(Figure data in JSON)
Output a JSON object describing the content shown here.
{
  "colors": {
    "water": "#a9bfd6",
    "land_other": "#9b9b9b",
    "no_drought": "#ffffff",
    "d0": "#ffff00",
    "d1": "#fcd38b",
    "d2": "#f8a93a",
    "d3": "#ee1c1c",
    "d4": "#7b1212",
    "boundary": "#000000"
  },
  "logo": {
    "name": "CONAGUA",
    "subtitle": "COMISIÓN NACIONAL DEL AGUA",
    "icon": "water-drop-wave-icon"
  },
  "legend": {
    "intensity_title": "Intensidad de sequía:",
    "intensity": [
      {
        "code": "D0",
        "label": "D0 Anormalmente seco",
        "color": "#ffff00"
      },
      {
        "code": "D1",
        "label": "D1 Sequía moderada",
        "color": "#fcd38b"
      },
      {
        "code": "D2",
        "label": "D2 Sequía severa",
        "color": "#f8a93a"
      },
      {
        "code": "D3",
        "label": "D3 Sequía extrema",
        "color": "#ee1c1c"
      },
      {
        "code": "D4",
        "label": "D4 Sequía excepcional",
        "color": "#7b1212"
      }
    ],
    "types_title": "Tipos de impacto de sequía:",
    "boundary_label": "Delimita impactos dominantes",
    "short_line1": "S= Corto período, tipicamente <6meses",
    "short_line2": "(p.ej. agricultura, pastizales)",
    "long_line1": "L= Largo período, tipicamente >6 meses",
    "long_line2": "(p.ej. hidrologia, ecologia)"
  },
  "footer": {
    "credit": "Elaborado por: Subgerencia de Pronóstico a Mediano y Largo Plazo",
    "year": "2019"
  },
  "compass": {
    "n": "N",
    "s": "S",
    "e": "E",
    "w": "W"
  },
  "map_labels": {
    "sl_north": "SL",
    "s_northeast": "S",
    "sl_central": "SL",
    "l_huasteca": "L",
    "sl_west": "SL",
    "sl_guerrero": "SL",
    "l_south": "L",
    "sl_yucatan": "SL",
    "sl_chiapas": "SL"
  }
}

* WHAT THE EXERCISE ASKS: Your task is to return the full listing exactly as it was given.

* SOLUTION FOR THIS EXERCISE:
Output a JSON object describing the content shown here.
{
  "colors": {
    "water": "#a9bfd6",
    "land_other": "#9b9b9b",
    "no_drought": "#ffffff",
    "d0": "#ffff00",
    "d1": "#fcd38b",
    "d2": "#f8a93a",
    "d3": "#ee1c1c",
    "d4": "#7b1212",
    "boundary": "#000000"
  },
  "logo": {
    "name": "CONAGUA",
    "subtitle": "COMISIÓN NACIONAL DEL AGUA",
    "icon": "water-drop-wave-icon"
  },
  "legend": {
    "intensity_title": "Intensidad de sequía:",
    "intensity": [
      {
        "code": "D0",
        "label": "D0 Anormalmente seco",
        "color": "#ffff00"
      },
      {
        "code": "D1",
        "label": "D1 Sequía moderada",
        "color": "#fcd38b"
      },
      {
        "code": "D2",
        "label": "D2 Sequía severa",
        "color": "#f8a93a"
      },
      {
        "code": "D3",
        "label": "D3 Sequía extrema",
        "color": "#ee1c1c"
      },
      {
        "code": "D4",
        "label": "D4 Sequía excepcional",
        "color": "#7b1212"
      }
    ],
    "types_title": "Tipos de impacto de sequía:",
    "boundary_label": "Delimita impactos dominantes",
    "short_line1": "S= Corto período, tipicamente <6meses",
    "short_line2": "(p.ej. agricultura, pastizales)",
    "long_line1": "L= Largo período, tipicamente >6 meses",
    "long_line2": "(p.ej. hidrologia, ecologia)"
  },
  "footer": {
    "credit": "Elaborado por: Subgerencia de Pronóstico a Mediano y Largo Plazo",
    "year": "2019"
  },
  "compass": {
    "n": "N",
    "s": "S",
    "e": "E",
    "w": "W"
  },
  "map_labels": {
    "sl_north": "SL",
    "s_northeast": "S",
    "sl_central": "SL",
    "l_huasteca": "L",
    "sl_west": "SL",
    "sl_guerrero": "SL",
    "l_south": "L",
    "sl_yucatan": "SL",
    "sl_chiapas": "SL"
  }
}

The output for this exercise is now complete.